_Figure data in JSON:_
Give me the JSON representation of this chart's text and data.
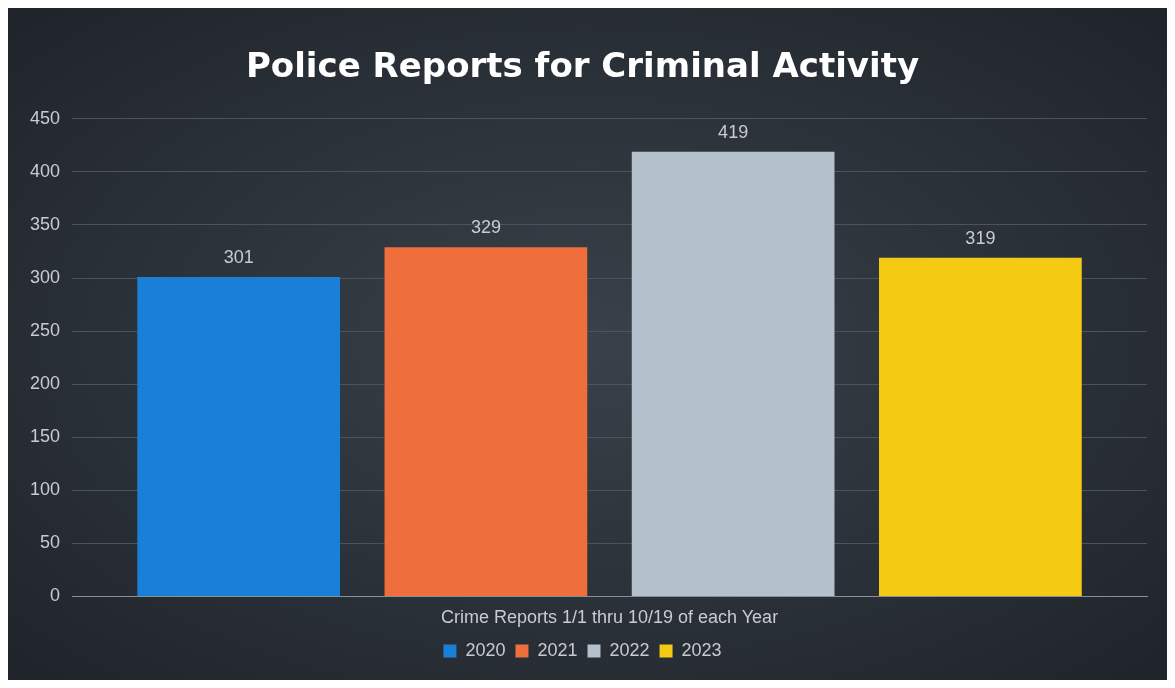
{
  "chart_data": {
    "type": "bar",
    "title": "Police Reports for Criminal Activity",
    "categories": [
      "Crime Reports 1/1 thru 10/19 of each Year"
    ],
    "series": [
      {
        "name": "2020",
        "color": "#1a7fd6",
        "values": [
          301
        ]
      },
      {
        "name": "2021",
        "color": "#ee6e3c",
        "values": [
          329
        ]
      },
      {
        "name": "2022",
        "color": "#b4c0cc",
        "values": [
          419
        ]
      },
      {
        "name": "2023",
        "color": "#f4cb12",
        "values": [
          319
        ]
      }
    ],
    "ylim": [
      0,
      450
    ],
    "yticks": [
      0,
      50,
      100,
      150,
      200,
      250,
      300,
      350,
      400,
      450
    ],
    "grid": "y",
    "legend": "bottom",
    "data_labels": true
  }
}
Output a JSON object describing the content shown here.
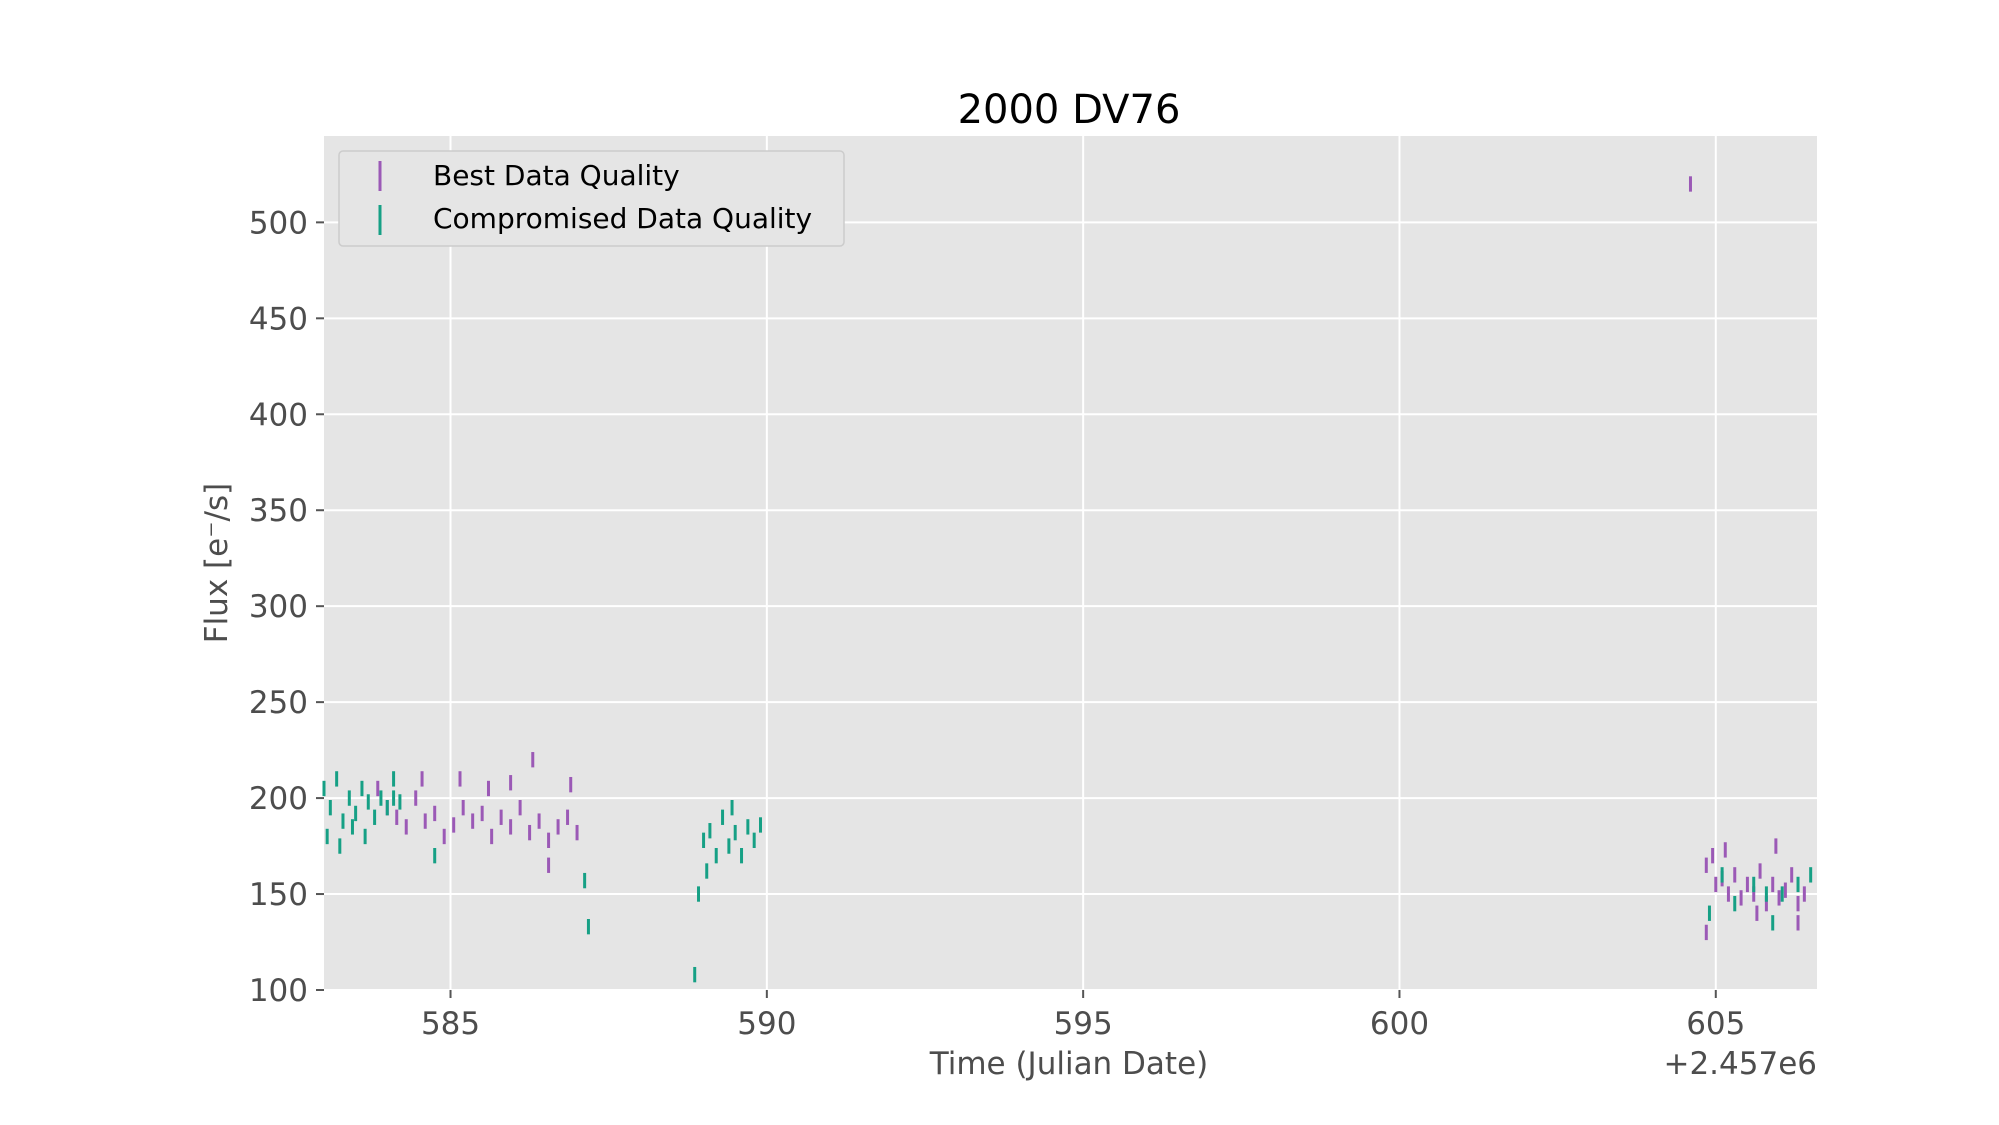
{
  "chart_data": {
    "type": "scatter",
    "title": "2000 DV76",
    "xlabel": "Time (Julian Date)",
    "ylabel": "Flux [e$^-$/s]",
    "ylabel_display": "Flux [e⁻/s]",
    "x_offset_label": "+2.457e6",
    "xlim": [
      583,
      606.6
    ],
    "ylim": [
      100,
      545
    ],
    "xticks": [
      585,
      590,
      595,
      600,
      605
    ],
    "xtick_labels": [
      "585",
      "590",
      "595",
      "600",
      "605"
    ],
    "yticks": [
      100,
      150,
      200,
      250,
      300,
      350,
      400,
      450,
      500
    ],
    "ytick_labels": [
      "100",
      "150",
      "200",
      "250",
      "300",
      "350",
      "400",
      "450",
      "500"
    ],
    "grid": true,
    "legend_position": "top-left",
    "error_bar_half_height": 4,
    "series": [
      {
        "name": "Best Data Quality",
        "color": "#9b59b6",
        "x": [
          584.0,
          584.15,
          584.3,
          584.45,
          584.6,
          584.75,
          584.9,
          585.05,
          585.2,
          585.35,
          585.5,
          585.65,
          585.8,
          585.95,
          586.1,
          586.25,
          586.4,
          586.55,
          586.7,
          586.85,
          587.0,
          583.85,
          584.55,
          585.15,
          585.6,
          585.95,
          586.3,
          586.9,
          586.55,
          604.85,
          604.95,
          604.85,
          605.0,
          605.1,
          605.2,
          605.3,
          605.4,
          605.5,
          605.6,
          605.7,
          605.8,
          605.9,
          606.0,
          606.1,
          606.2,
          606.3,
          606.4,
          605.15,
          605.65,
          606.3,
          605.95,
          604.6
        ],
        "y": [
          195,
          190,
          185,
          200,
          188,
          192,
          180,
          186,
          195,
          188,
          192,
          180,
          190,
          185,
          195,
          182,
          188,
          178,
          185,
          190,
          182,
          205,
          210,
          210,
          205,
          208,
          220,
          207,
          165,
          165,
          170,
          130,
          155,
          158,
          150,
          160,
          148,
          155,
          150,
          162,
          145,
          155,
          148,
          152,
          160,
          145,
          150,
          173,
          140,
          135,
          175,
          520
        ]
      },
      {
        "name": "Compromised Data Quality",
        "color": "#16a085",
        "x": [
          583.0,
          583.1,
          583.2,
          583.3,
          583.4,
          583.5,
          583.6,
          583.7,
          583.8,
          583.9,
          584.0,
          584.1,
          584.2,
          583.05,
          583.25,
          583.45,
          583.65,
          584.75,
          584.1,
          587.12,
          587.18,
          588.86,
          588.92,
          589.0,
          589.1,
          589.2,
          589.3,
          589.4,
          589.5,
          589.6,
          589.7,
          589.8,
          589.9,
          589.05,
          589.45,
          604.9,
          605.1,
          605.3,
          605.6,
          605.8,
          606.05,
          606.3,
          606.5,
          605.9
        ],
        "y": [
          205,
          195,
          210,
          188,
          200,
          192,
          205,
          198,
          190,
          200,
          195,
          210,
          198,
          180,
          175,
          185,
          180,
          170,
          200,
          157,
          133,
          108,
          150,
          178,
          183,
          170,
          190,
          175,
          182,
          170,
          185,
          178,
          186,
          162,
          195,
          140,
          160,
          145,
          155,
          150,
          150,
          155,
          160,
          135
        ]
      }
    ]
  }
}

---

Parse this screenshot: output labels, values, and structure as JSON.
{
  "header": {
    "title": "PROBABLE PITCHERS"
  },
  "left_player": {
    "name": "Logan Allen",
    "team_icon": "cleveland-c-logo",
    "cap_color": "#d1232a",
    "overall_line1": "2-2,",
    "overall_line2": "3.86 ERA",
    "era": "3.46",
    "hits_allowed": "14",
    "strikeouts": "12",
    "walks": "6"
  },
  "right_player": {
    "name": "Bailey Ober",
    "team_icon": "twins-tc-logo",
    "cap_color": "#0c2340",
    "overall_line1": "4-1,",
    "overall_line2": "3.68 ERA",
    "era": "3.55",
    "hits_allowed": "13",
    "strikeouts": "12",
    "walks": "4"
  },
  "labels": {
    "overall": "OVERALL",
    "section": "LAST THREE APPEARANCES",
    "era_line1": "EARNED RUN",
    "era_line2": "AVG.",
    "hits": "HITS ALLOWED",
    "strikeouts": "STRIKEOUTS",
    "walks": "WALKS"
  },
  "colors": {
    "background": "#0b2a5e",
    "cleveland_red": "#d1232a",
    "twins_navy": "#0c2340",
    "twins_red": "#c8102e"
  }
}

_Stated exercise:_
Count each line of the entries that holds the word "logo", then state the total and nothing more.

_Answer to the exercise:_
2